• Problem description: Repeat the following lines exactly and nothing else: the line containing "What does this" and each line after it through the end of the listing.

• Given data:
--------------------
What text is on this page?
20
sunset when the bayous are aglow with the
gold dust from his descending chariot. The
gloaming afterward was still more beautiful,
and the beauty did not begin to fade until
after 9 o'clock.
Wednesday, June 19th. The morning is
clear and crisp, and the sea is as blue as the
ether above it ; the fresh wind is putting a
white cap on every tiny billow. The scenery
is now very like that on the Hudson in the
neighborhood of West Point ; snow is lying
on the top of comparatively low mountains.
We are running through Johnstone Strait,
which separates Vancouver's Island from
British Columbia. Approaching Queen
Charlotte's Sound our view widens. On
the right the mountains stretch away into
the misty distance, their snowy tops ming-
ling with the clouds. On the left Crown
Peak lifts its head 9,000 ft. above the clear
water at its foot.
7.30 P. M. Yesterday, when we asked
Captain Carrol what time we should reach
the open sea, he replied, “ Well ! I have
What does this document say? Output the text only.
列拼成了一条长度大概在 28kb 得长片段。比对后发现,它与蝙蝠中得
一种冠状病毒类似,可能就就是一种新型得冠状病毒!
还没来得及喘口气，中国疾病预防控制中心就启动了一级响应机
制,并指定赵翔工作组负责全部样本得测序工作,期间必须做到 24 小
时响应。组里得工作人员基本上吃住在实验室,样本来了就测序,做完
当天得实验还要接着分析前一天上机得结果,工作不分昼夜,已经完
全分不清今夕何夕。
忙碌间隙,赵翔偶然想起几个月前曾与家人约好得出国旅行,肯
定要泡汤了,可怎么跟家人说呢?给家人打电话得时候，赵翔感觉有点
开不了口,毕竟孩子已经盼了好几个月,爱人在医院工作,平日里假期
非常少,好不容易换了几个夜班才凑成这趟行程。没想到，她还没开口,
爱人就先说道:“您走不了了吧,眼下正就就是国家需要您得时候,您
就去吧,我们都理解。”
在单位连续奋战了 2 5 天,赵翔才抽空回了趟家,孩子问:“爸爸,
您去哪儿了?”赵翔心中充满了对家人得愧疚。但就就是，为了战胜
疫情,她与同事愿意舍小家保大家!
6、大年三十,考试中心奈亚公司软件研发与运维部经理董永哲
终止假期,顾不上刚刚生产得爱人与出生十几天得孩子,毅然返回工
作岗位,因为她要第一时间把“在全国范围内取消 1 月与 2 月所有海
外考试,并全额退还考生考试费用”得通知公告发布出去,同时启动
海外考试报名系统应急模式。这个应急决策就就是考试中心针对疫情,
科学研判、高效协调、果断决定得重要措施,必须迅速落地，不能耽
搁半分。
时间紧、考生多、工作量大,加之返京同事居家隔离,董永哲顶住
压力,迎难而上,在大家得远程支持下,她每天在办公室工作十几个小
--------------------
• Response to the exercise:
What does this document say? Output the text only.
列拼成了一条长度大概在 28kb 得长片段。比对后发现,它与蝙蝠中得
一种冠状病毒类似,可能就就是一种新型得冠状病毒!
还没来得及喘口气，中国疾病预防控制中心就启动了一级响应机
制,并指定赵翔工作组负责全部样本得测序工作,期间必须做到 24 小
时响应。组里得工作人员基本上吃住在实验室,样本来了就测序,做完
当天得实验还要接着分析前一天上机得结果,工作不分昼夜,已经完
全分不清今夕何夕。
忙碌间隙,赵翔偶然想起几个月前曾与家人约好得出国旅行,肯
定要泡汤了,可怎么跟家人说呢?给家人打电话得时候，赵翔感觉有点
开不了口,毕竟孩子已经盼了好几个月,爱人在医院工作,平日里假期
非常少,好不容易换了几个夜班才凑成这趟行程。没想到，她还没开口,
爱人就先说道:“您走不了了吧,眼下正就就是国家需要您得时候,您
就去吧,我们都理解。”
在单位连续奋战了 2 5 天,赵翔才抽空回了趟家,孩子问:“爸爸,
您去哪儿了?”赵翔心中充满了对家人得愧疚。但就就是，为了战胜
疫情,她与同事愿意舍小家保大家!
6、大年三十,考试中心奈亚公司软件研发与运维部经理董永哲
终止假期,顾不上刚刚生产得爱人与出生十几天得孩子,毅然返回工
作岗位,因为她要第一时间把“在全国范围内取消 1 月与 2 月所有海
外考试,并全额退还考生考试费用”得通知公告发布出去,同时启动
海外考试报名系统应急模式。这个应急决策就就是考试中心针对疫情,
科学研判、高效协调、果断决定得重要措施,必须迅速落地，不能耽
搁半分。
时间紧、考生多、工作量大,加之返京同事居家隔离,董永哲顶住
压力,迎难而上,在大家得远程支持下,她每天在办公室工作十几个小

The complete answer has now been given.